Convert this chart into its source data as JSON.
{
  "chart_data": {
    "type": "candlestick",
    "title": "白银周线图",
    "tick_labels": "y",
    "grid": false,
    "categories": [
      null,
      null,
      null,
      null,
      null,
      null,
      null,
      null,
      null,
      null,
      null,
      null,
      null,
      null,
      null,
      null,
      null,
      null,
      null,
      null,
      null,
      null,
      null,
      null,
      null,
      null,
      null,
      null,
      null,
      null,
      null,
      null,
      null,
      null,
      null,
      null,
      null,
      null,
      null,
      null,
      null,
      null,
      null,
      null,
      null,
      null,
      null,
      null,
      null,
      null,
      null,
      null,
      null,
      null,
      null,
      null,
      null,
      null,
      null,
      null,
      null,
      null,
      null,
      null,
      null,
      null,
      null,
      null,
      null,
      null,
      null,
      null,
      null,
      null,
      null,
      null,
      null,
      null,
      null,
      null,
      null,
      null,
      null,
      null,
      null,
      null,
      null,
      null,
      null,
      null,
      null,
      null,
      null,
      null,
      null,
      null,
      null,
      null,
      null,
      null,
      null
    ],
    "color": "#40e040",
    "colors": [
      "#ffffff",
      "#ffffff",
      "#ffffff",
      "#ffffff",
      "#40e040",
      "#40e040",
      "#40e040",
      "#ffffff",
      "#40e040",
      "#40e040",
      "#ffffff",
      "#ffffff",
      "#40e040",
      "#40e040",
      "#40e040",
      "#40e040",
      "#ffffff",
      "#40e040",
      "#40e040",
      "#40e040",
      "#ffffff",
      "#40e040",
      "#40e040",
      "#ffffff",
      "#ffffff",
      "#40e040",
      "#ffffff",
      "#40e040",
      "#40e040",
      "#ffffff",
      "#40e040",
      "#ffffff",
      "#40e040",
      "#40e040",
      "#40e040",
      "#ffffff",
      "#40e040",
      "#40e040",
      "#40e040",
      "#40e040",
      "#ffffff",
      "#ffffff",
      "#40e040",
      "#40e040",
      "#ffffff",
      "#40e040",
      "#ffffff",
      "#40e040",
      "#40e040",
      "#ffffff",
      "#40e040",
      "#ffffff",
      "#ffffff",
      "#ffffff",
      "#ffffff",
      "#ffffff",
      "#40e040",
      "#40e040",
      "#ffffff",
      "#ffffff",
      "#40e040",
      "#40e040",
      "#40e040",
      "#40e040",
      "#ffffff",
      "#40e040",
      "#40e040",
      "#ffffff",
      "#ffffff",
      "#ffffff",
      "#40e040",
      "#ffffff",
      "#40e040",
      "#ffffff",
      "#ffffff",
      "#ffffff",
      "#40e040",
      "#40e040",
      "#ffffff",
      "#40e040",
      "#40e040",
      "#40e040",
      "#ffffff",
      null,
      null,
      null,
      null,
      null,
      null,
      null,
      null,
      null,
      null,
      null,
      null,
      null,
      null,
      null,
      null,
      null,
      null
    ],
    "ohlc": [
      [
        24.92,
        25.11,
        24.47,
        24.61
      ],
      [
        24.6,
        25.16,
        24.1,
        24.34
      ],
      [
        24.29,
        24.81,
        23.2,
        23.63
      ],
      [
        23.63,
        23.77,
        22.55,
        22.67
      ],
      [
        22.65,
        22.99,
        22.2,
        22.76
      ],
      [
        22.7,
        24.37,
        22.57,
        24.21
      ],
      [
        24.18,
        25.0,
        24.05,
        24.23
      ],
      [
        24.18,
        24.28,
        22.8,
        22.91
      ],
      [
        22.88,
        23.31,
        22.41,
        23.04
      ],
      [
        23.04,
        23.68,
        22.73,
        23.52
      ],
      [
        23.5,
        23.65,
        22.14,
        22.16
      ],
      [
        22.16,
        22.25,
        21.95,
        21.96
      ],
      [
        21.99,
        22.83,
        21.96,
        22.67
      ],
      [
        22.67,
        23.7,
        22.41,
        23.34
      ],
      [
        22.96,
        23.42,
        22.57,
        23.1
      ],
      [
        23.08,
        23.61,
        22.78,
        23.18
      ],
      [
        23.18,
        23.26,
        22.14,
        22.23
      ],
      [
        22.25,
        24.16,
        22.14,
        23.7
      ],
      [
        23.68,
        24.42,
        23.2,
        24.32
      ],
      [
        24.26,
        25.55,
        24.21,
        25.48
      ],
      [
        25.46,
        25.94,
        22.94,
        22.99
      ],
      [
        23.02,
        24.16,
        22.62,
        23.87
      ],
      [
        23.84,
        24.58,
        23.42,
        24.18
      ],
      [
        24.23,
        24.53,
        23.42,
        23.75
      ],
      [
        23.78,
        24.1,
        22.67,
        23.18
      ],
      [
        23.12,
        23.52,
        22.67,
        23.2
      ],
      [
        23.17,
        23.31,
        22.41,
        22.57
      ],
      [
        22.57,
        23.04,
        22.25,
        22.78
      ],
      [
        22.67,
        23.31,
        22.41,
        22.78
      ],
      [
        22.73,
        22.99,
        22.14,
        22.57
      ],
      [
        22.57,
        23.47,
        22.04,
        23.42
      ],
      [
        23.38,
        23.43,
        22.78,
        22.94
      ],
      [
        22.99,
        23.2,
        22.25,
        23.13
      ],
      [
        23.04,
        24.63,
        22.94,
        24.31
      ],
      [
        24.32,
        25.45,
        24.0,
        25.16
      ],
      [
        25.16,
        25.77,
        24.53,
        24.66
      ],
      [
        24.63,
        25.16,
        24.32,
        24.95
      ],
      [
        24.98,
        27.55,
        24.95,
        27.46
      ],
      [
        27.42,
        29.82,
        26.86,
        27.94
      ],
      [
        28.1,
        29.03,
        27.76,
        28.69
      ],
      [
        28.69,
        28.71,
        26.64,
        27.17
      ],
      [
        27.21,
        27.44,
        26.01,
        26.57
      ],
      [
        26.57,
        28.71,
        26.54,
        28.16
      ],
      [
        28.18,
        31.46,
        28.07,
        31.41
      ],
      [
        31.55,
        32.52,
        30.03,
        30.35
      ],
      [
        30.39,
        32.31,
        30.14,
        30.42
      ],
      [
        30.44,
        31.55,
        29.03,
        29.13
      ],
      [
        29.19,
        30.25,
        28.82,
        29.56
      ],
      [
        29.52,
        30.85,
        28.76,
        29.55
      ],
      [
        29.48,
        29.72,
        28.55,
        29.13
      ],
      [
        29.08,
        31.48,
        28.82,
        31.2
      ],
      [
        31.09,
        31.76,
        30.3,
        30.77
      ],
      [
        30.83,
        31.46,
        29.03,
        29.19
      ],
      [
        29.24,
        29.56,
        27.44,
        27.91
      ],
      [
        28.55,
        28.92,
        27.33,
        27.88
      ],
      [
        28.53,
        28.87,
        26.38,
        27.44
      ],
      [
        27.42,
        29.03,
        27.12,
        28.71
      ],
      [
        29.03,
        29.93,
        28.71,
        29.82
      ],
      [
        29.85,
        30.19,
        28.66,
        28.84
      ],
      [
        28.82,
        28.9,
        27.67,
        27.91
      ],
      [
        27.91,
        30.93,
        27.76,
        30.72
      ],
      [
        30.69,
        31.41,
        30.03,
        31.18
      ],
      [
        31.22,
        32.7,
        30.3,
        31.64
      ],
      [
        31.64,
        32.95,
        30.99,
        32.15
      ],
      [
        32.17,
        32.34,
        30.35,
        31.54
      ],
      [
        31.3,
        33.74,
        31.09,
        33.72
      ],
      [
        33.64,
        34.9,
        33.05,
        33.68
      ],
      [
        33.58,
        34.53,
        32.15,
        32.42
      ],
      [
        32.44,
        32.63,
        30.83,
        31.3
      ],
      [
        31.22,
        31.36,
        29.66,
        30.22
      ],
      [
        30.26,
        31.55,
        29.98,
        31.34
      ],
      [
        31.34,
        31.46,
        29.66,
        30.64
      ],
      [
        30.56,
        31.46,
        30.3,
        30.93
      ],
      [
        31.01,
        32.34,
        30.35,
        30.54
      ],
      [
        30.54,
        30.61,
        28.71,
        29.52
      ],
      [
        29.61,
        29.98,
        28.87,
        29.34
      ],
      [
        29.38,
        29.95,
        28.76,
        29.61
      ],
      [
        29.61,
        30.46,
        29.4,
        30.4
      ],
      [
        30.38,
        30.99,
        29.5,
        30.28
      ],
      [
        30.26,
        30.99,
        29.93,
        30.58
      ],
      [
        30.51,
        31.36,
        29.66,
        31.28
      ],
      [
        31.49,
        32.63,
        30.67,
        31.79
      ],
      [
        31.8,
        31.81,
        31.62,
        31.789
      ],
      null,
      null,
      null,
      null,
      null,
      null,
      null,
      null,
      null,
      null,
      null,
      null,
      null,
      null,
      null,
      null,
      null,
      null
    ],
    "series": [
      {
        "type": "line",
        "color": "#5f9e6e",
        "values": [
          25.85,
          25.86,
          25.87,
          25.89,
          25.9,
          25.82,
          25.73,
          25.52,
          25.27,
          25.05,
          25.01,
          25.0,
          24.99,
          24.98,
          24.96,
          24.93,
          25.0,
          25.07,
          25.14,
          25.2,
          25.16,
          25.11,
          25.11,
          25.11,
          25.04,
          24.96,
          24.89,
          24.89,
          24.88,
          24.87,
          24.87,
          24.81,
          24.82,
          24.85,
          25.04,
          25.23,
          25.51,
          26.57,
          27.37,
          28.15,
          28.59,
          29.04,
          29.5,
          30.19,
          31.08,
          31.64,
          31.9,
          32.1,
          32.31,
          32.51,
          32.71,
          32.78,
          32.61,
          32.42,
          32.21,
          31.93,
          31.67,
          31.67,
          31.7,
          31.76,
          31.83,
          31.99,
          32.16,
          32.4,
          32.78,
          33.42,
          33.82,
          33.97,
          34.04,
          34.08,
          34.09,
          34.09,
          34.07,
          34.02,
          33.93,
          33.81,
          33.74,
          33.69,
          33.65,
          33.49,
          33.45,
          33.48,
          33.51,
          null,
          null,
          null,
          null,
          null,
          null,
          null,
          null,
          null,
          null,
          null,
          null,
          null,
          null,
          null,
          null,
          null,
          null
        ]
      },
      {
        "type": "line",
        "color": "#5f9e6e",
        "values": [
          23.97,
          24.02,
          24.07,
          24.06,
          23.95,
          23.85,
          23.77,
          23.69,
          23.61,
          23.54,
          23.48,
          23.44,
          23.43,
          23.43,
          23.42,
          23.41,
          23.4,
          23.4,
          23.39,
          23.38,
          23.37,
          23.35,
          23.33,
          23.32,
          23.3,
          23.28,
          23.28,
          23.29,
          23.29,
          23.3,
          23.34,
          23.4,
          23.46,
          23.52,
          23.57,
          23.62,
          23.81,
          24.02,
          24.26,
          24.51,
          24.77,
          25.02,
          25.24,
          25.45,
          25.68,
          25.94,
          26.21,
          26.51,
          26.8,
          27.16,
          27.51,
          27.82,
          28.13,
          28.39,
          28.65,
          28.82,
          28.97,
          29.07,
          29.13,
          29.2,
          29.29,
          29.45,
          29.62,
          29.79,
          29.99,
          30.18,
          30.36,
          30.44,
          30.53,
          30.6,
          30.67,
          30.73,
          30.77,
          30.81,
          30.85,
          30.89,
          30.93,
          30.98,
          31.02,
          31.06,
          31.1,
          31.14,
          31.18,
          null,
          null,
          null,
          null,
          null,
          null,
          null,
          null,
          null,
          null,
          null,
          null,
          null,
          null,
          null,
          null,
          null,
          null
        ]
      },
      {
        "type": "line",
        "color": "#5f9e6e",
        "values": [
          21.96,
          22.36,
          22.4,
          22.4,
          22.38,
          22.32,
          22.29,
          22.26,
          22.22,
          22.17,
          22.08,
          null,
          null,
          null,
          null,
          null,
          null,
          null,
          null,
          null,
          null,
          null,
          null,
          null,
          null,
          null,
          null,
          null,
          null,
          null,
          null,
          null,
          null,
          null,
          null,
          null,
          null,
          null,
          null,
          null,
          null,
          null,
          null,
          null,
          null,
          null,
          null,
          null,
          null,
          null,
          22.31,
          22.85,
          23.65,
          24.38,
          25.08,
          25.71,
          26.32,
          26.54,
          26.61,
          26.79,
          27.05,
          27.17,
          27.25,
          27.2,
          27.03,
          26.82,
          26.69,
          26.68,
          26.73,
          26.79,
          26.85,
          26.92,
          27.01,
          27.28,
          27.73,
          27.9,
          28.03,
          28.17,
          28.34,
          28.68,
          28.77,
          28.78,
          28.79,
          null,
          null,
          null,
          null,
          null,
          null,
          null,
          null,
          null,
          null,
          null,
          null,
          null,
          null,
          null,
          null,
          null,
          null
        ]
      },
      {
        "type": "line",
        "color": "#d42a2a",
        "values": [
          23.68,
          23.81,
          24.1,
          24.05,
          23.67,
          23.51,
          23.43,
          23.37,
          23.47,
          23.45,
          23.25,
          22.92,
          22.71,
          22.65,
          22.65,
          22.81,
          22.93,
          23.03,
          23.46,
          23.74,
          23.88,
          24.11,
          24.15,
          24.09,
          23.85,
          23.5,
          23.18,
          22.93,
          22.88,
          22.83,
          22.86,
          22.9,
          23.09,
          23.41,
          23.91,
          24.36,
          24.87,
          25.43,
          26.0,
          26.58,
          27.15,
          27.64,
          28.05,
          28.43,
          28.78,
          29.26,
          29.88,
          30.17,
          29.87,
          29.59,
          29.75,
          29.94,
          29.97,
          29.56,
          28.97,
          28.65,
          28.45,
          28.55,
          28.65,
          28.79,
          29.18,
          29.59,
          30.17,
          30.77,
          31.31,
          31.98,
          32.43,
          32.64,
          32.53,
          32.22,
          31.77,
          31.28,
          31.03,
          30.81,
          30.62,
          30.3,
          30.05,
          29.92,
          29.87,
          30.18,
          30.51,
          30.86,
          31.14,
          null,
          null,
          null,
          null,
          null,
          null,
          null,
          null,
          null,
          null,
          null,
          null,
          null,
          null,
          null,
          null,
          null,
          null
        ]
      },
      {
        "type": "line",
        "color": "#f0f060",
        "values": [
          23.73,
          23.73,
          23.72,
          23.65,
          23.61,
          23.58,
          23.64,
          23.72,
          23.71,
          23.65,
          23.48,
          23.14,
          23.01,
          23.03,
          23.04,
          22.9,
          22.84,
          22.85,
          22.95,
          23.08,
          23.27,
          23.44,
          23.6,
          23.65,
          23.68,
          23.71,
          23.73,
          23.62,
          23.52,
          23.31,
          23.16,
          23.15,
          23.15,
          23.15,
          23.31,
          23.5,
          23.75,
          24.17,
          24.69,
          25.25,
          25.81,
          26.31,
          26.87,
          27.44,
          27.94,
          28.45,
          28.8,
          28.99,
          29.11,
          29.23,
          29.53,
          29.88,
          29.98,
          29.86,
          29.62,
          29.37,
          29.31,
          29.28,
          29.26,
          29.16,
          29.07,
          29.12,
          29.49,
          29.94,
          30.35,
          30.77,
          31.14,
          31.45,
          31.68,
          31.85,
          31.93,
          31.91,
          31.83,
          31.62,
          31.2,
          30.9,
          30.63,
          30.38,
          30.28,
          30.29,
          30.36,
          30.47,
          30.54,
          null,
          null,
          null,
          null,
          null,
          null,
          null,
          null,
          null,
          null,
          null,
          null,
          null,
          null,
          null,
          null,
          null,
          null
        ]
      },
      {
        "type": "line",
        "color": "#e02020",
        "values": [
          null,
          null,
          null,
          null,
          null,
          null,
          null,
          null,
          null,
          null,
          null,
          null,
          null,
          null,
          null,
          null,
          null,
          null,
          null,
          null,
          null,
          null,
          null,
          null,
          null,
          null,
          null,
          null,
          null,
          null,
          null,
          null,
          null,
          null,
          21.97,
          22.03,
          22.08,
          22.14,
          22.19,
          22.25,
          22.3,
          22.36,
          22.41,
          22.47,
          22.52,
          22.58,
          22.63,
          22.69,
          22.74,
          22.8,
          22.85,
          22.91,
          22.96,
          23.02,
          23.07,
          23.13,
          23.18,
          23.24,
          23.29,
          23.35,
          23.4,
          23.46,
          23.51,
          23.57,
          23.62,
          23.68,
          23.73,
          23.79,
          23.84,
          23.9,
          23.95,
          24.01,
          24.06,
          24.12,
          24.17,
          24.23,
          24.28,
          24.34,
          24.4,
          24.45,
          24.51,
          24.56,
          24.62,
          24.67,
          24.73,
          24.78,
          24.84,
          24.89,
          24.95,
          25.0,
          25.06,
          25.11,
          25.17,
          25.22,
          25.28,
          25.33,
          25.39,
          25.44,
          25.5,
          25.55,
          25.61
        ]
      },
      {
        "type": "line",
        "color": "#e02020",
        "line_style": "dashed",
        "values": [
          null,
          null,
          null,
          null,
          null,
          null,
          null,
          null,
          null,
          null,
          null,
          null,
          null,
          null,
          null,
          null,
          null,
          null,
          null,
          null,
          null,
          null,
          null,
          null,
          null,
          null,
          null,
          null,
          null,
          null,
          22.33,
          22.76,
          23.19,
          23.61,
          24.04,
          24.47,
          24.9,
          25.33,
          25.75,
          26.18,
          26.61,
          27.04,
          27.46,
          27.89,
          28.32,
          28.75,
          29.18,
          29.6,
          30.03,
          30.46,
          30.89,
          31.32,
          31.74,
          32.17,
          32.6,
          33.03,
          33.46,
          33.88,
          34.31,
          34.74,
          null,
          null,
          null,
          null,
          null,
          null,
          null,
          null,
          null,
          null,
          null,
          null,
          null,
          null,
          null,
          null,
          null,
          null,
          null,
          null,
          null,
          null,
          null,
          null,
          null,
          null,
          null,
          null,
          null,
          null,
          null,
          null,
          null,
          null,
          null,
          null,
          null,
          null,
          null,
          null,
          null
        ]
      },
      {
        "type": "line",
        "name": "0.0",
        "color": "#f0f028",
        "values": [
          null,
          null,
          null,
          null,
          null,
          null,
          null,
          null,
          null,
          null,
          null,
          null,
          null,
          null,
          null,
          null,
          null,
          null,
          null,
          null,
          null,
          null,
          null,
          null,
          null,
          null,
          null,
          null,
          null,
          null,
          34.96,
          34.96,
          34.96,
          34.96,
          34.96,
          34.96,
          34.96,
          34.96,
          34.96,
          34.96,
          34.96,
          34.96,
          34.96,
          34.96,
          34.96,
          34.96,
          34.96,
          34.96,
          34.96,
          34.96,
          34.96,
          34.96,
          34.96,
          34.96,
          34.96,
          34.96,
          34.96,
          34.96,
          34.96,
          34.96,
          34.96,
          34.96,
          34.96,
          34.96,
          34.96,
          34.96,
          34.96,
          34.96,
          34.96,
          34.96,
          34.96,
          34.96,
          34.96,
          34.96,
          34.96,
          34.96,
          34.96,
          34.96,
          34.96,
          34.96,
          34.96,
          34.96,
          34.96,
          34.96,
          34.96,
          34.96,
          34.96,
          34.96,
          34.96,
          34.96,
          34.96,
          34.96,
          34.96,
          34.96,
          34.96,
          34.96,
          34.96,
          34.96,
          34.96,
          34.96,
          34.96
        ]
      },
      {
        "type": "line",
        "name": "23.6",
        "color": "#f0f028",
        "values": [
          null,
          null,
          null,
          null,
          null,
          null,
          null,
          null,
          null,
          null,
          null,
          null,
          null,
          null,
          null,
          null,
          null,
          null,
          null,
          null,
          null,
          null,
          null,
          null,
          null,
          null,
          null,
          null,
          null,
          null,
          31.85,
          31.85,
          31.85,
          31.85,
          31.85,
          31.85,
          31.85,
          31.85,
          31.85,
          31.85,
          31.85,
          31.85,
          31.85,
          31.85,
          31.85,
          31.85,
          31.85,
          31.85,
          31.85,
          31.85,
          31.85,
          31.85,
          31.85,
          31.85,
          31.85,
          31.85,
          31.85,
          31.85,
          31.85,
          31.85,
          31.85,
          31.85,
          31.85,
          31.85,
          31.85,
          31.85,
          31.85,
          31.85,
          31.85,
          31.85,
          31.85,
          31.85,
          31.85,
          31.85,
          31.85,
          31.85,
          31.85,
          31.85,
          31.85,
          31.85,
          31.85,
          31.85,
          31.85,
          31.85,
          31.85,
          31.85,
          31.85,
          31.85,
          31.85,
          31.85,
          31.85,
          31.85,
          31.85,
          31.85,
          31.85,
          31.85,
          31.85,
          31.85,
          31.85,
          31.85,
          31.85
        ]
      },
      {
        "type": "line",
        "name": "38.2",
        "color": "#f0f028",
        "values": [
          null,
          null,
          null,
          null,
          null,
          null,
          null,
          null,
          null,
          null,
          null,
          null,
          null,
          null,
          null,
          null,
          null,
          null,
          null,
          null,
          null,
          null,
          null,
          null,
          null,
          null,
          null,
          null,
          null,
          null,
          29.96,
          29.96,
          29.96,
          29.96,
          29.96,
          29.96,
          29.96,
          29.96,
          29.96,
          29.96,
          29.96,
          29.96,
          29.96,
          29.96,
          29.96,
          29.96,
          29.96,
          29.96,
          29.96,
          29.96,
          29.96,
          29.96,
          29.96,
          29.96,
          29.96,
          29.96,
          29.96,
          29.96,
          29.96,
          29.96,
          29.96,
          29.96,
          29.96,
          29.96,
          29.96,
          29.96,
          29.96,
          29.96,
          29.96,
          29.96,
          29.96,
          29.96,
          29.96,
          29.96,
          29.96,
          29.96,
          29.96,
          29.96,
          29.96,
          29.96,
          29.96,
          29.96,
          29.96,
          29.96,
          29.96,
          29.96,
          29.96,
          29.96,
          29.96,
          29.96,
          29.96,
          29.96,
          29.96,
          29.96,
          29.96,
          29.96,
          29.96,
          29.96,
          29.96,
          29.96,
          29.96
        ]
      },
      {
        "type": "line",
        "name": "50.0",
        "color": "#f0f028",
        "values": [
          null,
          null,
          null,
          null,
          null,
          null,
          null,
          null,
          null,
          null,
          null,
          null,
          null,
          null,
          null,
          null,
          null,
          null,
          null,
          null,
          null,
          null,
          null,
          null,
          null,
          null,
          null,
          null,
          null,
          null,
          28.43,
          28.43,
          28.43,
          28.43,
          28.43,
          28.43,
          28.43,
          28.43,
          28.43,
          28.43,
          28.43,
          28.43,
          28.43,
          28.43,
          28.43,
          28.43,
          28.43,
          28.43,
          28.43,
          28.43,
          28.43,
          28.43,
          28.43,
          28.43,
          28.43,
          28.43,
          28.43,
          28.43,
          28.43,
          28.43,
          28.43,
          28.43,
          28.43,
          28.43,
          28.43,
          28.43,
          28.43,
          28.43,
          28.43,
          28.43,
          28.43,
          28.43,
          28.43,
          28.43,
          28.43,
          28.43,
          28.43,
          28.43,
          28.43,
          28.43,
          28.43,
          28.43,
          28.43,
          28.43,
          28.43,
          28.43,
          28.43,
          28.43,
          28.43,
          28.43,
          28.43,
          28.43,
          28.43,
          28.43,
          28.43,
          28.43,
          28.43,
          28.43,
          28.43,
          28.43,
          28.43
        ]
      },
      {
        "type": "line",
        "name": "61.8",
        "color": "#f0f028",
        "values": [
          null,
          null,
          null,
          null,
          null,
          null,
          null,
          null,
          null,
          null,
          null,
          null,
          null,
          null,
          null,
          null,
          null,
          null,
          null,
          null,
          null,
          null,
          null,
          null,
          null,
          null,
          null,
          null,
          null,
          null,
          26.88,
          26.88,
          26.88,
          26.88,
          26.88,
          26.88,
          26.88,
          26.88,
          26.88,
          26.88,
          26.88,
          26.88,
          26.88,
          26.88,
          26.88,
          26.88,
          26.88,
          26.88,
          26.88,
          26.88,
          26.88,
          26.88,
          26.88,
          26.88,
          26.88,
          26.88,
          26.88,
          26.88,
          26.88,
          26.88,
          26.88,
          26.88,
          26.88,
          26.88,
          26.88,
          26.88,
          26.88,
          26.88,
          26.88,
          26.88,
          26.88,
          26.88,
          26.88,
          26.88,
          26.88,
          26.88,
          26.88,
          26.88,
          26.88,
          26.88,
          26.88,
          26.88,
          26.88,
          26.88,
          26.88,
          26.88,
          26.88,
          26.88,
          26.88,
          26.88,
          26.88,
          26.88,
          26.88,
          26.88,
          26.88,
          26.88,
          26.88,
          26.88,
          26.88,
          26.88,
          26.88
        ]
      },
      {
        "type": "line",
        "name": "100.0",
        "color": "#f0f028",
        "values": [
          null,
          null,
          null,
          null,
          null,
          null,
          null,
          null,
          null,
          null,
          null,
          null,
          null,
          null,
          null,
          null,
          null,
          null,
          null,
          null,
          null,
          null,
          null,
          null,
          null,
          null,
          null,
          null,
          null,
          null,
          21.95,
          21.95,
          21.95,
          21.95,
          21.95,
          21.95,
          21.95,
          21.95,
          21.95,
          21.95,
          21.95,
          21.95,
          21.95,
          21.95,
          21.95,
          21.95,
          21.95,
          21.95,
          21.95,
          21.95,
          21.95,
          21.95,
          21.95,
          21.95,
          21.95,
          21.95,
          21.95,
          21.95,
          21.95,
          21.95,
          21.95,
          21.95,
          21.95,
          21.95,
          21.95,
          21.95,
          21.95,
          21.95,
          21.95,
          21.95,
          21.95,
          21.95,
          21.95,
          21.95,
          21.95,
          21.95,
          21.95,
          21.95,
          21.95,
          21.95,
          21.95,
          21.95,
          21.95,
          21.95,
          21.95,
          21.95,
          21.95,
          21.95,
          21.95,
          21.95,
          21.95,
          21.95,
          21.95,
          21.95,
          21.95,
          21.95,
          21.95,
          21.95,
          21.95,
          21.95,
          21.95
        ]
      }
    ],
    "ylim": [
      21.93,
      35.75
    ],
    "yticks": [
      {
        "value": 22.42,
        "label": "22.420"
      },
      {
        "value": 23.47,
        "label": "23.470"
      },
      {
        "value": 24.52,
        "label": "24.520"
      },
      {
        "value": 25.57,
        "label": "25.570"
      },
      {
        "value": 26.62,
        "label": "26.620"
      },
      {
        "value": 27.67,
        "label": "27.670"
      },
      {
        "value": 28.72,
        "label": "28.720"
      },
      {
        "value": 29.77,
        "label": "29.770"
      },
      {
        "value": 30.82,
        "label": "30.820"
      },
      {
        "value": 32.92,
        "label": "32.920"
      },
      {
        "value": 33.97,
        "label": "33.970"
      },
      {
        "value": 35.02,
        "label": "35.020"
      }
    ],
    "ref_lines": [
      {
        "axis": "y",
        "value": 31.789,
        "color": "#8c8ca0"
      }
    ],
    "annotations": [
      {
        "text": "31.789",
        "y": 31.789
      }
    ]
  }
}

◆ ◆ ◆ ◆ ◆

__INSTRUCTIONS TO FOLLOW__. For the listing above, identify each line bearing "name".

__RESULT OF THIS EXERCISE__.
        "name": "0.0",
        "name": "23.6",
        "name": "38.2",
        "name": "50.0",
        "name": "61.8",
        "name": "100.0",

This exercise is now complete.